This section contains explanations on why the project templates look the way they do. This includes a short explanation of the content of the pre-installed example, the basic design rationale, discussion of the workflow, the directory structure we chose, and a little background on directed acyclic graphs and pytask. There is not much reference to code or a particular programming language here, this is relegated to the next section.
The example project that will be installed with the templates is a simple empirical project. Its abstract might read:
This paper estimates the probability of smoking given age, marital status, and level of education. We use the stats4schools Smoking dataset and run a logistic regression. Results are presented in this paper; you may also want to consult the accompanying slides.
We can translate this into tasks our code needs to perform:
Clean the data
Estimate a logistic model
For each of the categorical variables, predict the smoking propensity over the lifetime
Visualize the results
Create tables with the results
Include the results in documents for dissemination
In these templates, we categorize these tasks into four groups:
Data Management: task 1
Analysis: tasks 2 & 3
Final: tasks 4 & 5
Paper: task 6
Naturally, different projects have different needs. E.g., for a simulation study, you might want to discard the data management part. Doing so is trivial by just deleting the respective directory (once you do not need the example any more). For most economics research projects, however, the basic structure has proven to strike a good balance between keeping related code in one place and dividing it up into chunks of manageable size.

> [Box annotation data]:
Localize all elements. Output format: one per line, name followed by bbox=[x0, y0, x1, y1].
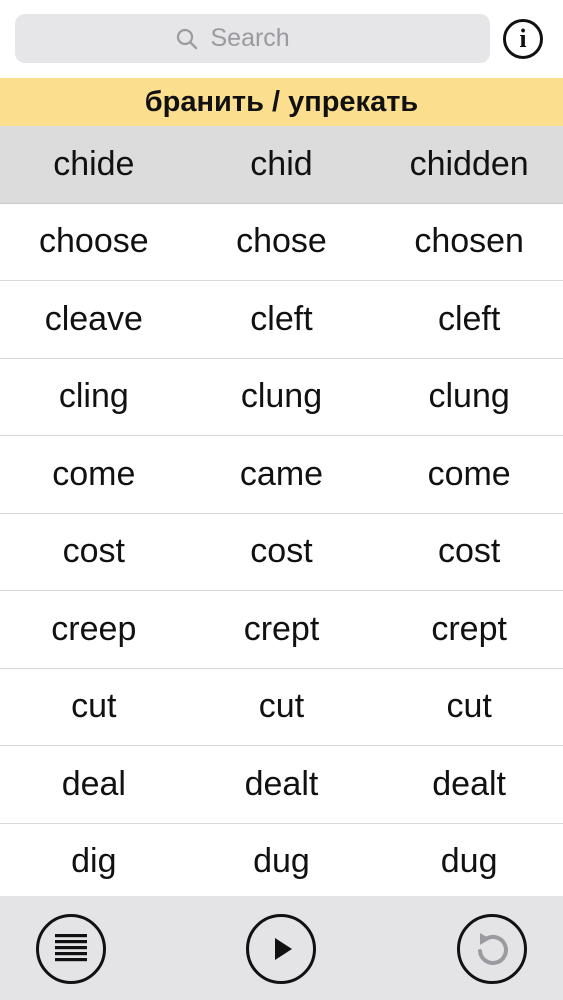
verb-row[interactable]: come came come bbox=[0, 436, 563, 514]
base-form: chide bbox=[53, 144, 135, 183]
info-icon: i bbox=[519, 24, 527, 53]
base-form: choose bbox=[39, 222, 149, 261]
top-bar: i bbox=[0, 0, 563, 78]
verb-row[interactable]: creep crept crept bbox=[0, 591, 563, 669]
list-button[interactable] bbox=[36, 914, 106, 984]
base-form: creep bbox=[51, 609, 137, 648]
info-button[interactable]: i bbox=[503, 19, 543, 59]
verb-row[interactable]: cut cut cut bbox=[0, 669, 563, 746]
past-simple: cut bbox=[258, 687, 305, 726]
base-form: cling bbox=[58, 377, 129, 416]
verb-list[interactable]: chide chid chidden choose chose chosen cleave c… bbox=[0, 126, 563, 901]
verb-row[interactable]: cling clung clung bbox=[0, 359, 563, 436]
past-participle: chosen bbox=[414, 222, 524, 261]
past-simple: dealt bbox=[244, 764, 319, 803]
past-simple: crept bbox=[243, 609, 320, 648]
verb-row[interactable]: chide chid chidden bbox=[0, 126, 563, 204]
list-icon bbox=[55, 934, 87, 962]
past-simple: cleft bbox=[250, 299, 313, 338]
past-simple: cost bbox=[250, 532, 313, 571]
repeat-button[interactable] bbox=[457, 914, 527, 984]
past-participle: cut bbox=[446, 687, 492, 726]
past-participle: crept bbox=[431, 609, 507, 648]
search-field[interactable] bbox=[15, 14, 490, 63]
past-simple: clung bbox=[240, 377, 323, 416]
past-simple: came bbox=[239, 454, 324, 493]
past-participle: dealt bbox=[432, 764, 506, 803]
past-participle: come bbox=[427, 454, 511, 493]
past-simple: chose bbox=[236, 222, 327, 261]
verb-row[interactable]: deal dealt dealt bbox=[0, 746, 563, 824]
past-participle: clung bbox=[428, 377, 510, 416]
past-participle: dug bbox=[440, 842, 498, 881]
base-form: cost bbox=[62, 532, 125, 571]
past-participle: cleft bbox=[437, 299, 501, 338]
past-simple: dug bbox=[253, 842, 310, 881]
base-form: cleave bbox=[44, 299, 143, 338]
bottom-toolbar bbox=[0, 896, 563, 1000]
play-button[interactable] bbox=[246, 914, 316, 984]
search-input[interactable] bbox=[210, 24, 331, 53]
past-participle: chidden bbox=[409, 144, 529, 183]
repeat-icon bbox=[478, 933, 508, 965]
past-participle: cost bbox=[437, 532, 501, 571]
play-icon bbox=[275, 938, 292, 960]
verbs-app: i бранить / упрекать chide chid chidden cho… bbox=[0, 0, 563, 1000]
base-form: cut bbox=[71, 687, 117, 726]
verb-row[interactable]: cleave cleft cleft bbox=[0, 281, 563, 359]
verb-row[interactable]: cost cost cost bbox=[0, 514, 563, 591]
base-form: deal bbox=[61, 764, 126, 803]
translation-header: бранить / упрекать bbox=[0, 78, 563, 126]
base-form: dig bbox=[71, 842, 117, 881]
verb-row[interactable]: choose chose chosen bbox=[0, 204, 563, 281]
past-simple: chid bbox=[250, 144, 313, 183]
base-form: come bbox=[52, 454, 136, 493]
search-icon bbox=[176, 28, 197, 49]
verb-row[interactable]: dig dug dug bbox=[0, 824, 563, 901]
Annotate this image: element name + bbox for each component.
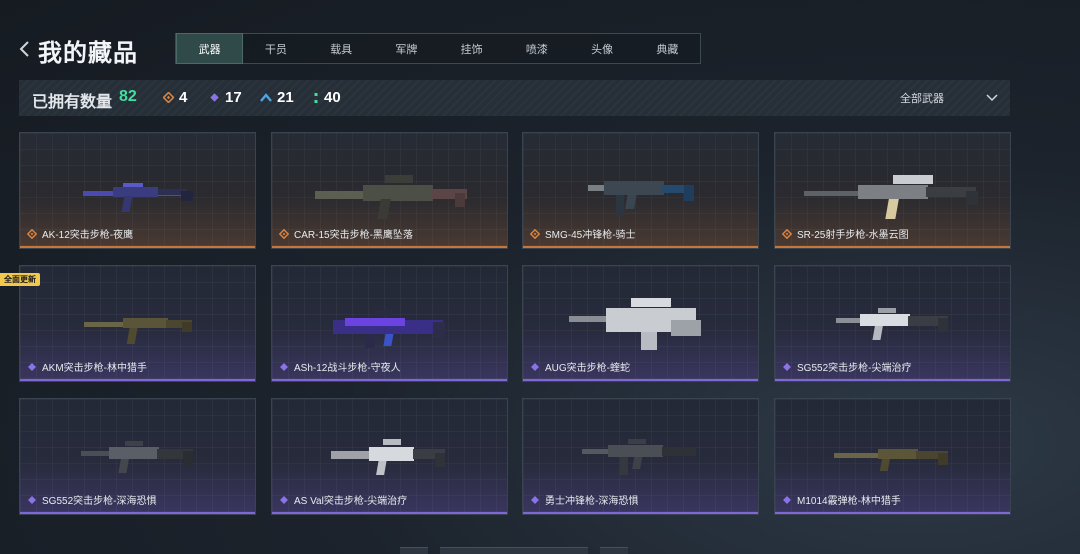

> [What this task involves]:
Which dataset does the example project in the project templates text use?

> [Completed task]:
The stats4schools Smoking dataset.